>>>

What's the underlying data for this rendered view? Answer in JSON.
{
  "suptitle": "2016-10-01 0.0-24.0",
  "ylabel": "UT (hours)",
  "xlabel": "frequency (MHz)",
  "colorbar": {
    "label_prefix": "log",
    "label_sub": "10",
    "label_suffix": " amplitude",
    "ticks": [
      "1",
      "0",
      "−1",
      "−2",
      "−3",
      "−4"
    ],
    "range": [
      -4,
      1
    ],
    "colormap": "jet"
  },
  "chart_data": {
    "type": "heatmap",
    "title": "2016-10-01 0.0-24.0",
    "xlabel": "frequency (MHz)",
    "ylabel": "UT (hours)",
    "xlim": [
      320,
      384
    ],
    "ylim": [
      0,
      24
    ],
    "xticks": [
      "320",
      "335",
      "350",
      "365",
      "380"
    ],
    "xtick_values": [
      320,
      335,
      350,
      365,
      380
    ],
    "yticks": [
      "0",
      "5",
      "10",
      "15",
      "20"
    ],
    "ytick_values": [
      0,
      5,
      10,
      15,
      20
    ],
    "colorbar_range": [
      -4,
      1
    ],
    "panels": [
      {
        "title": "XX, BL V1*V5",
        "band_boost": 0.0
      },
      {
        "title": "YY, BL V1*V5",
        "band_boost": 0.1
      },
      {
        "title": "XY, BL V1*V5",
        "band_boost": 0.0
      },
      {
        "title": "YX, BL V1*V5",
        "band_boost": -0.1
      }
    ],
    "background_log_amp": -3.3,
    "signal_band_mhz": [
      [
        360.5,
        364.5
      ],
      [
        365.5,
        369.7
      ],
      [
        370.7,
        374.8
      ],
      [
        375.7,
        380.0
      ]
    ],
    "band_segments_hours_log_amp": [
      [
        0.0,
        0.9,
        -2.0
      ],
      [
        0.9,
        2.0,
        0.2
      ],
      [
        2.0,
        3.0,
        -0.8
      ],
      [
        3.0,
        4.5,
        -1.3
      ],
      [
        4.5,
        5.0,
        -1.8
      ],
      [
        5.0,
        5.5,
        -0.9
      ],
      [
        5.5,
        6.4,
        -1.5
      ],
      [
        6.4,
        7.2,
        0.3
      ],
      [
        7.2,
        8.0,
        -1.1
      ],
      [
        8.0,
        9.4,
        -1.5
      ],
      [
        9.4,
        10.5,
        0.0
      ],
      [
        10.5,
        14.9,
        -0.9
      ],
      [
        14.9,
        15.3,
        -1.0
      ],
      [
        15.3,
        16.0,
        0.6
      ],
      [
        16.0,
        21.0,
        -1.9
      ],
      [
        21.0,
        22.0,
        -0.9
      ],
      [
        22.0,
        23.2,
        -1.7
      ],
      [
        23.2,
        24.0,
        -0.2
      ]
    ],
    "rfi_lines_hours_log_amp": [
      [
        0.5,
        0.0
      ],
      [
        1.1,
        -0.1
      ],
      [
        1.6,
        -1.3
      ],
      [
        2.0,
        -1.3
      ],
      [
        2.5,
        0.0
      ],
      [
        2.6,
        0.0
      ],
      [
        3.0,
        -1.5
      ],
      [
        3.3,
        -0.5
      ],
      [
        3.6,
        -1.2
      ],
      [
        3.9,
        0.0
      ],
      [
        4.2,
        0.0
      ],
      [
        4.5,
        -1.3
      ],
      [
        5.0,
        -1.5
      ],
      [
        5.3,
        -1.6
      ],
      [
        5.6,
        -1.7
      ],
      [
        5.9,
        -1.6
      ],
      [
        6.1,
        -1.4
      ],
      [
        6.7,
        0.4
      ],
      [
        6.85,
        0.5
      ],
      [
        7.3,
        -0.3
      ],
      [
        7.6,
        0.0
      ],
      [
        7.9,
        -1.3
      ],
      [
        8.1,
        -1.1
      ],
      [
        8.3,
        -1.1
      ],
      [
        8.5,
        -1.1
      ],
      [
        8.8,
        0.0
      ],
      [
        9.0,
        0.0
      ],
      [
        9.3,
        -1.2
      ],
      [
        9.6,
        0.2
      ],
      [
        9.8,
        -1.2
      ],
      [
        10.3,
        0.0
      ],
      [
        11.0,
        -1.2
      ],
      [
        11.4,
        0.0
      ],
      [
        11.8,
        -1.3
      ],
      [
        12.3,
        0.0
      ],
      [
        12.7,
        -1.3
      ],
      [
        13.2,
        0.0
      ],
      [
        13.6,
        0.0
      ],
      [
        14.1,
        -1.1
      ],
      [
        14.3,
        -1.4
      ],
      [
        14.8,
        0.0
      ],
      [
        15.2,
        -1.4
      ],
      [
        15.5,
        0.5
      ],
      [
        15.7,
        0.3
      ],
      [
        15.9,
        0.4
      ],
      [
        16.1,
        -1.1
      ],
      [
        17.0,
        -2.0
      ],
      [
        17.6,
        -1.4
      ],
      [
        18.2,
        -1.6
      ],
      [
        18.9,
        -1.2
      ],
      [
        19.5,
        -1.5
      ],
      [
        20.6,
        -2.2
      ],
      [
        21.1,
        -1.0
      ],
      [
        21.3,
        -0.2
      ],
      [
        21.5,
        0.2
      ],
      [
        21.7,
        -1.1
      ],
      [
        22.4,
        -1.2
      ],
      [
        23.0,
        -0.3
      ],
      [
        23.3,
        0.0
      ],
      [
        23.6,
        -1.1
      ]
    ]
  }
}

<<<

### REQUIRED WORK
Copy out the full listing exactly.

### RESPONSE FOR THIS EXERCISE
What's the underlying data for this rendered view? Answer in JSON.
{
  "suptitle": "2016-10-01 0.0-24.0",
  "ylabel": "UT (hours)",
  "xlabel": "frequency (MHz)",
  "colorbar": {
    "label_prefix": "log",
    "label_sub": "10",
    "label_suffix": " amplitude",
    "ticks": [
      "1",
      "0",
      "−1",
      "−2",
      "−3",
      "−4"
    ],
    "range": [
      -4,
      1
    ],
    "colormap": "jet"
  },
  "chart_data": {
    "type": "heatmap",
    "title": "2016-10-01 0.0-24.0",
    "xlabel": "frequency (MHz)",
    "ylabel": "UT (hours)",
    "xlim": [
      320,
      384
    ],
    "ylim": [
      0,
      24
    ],
    "xticks": [
      "320",
      "335",
      "350",
      "365",
      "380"
    ],
    "xtick_values": [
      320,
      335,
      350,
      365,
      380
    ],
    "yticks": [
      "0",
      "5",
      "10",
      "15",
      "20"
    ],
    "ytick_values": [
      0,
      5,
      10,
      15,
      20
    ],
    "colorbar_range": [
      -4,
      1
    ],
    "panels": [
      {
        "title": "XX, BL V1*V5",
        "band_boost": 0.0
      },
      {
        "title": "YY, BL V1*V5",
        "band_boost": 0.1
      },
      {
        "title": "XY, BL V1*V5",
        "band_boost": 0.0
      },
      {
        "title": "YX, BL V1*V5",
        "band_boost": -0.1
      }
    ],
    "background_log_amp": -3.3,
    "signal_band_mhz": [
      [
        360.5,
        364.5
      ],
      [
        365.5,
        369.7
      ],
      [
        370.7,
        374.8
      ],
      [
        375.7,
        380.0
      ]
    ],
    "band_segments_hours_log_amp": [
      [
        0.0,
        0.9,
        -2.0
      ],
      [
        0.9,
        2.0,
        0.2
      ],
      [
        2.0,
        3.0,
        -0.8
      ],
      [
        3.0,
        4.5,
        -1.3
      ],
      [
        4.5,
        5.0,
        -1.8
      ],
      [
        5.0,
        5.5,
        -0.9
      ],
      [
        5.5,
        6.4,
        -1.5
      ],
      [
        6.4,
        7.2,
        0.3
      ],
      [
        7.2,
        8.0,
        -1.1
      ],
      [
        8.0,
        9.4,
        -1.5
      ],
      [
        9.4,
        10.5,
        0.0
      ],
      [
        10.5,
        14.9,
        -0.9
      ],
      [
        14.9,
        15.3,
        -1.0
      ],
      [
        15.3,
        16.0,
        0.6
      ],
      [
        16.0,
        21.0,
        -1.9
      ],
      [
        21.0,
        22.0,
        -0.9
      ],
      [
        22.0,
        23.2,
        -1.7
      ],
      [
        23.2,
        24.0,
        -0.2
      ]
    ],
    "rfi_lines_hours_log_amp": [
      [
        0.5,
        0.0
      ],
      [
        1.1,
        -0.1
      ],
      [
        1.6,
        -1.3
      ],
      [
        2.0,
        -1.3
      ],
      [
        2.5,
        0.0
      ],
      [
        2.6,
        0.0
      ],
      [
        3.0,
        -1.5
      ],
      [
        3.3,
        -0.5
      ],
      [
        3.6,
        -1.2
      ],
      [
        3.9,
        0.0
      ],
      [
        4.2,
        0.0
      ],
      [
        4.5,
        -1.3
      ],
      [
        5.0,
        -1.5
      ],
      [
        5.3,
        -1.6
      ],
      [
        5.6,
        -1.7
      ],
      [
        5.9,
        -1.6
      ],
      [
        6.1,
        -1.4
      ],
      [
        6.7,
        0.4
      ],
      [
        6.85,
        0.5
      ],
      [
        7.3,
        -0.3
      ],
      [
        7.6,
        0.0
      ],
      [
        7.9,
        -1.3
      ],
      [
        8.1,
        -1.1
      ],
      [
        8.3,
        -1.1
      ],
      [
        8.5,
        -1.1
      ],
      [
        8.8,
        0.0
      ],
      [
        9.0,
        0.0
      ],
      [
        9.3,
        -1.2
      ],
      [
        9.6,
        0.2
      ],
      [
        9.8,
        -1.2
      ],
      [
        10.3,
        0.0
      ],
      [
        11.0,
        -1.2
      ],
      [
        11.4,
        0.0
      ],
      [
        11.8,
        -1.3
      ],
      [
        12.3,
        0.0
      ],
      [
        12.7,
        -1.3
      ],
      [
        13.2,
        0.0
      ],
      [
        13.6,
        0.0
      ],
      [
        14.1,
        -1.1
      ],
      [
        14.3,
        -1.4
      ],
      [
        14.8,
        0.0
      ],
      [
        15.2,
        -1.4
      ],
      [
        15.5,
        0.5
      ],
      [
        15.7,
        0.3
      ],
      [
        15.9,
        0.4
      ],
      [
        16.1,
        -1.1
      ],
      [
        17.0,
        -2.0
      ],
      [
        17.6,
        -1.4
      ],
      [
        18.2,
        -1.6
      ],
      [
        18.9,
        -1.2
      ],
      [
        19.5,
        -1.5
      ],
      [
        20.6,
        -2.2
      ],
      [
        21.1,
        -1.0
      ],
      [
        21.3,
        -0.2
      ],
      [
        21.5,
        0.2
      ],
      [
        21.7,
        -1.1
      ],
      [
        22.4,
        -1.2
      ],
      [
        23.0,
        -0.3
      ],
      [
        23.3,
        0.0
      ],
      [
        23.6,
        -1.1
      ]
    ]
  }
}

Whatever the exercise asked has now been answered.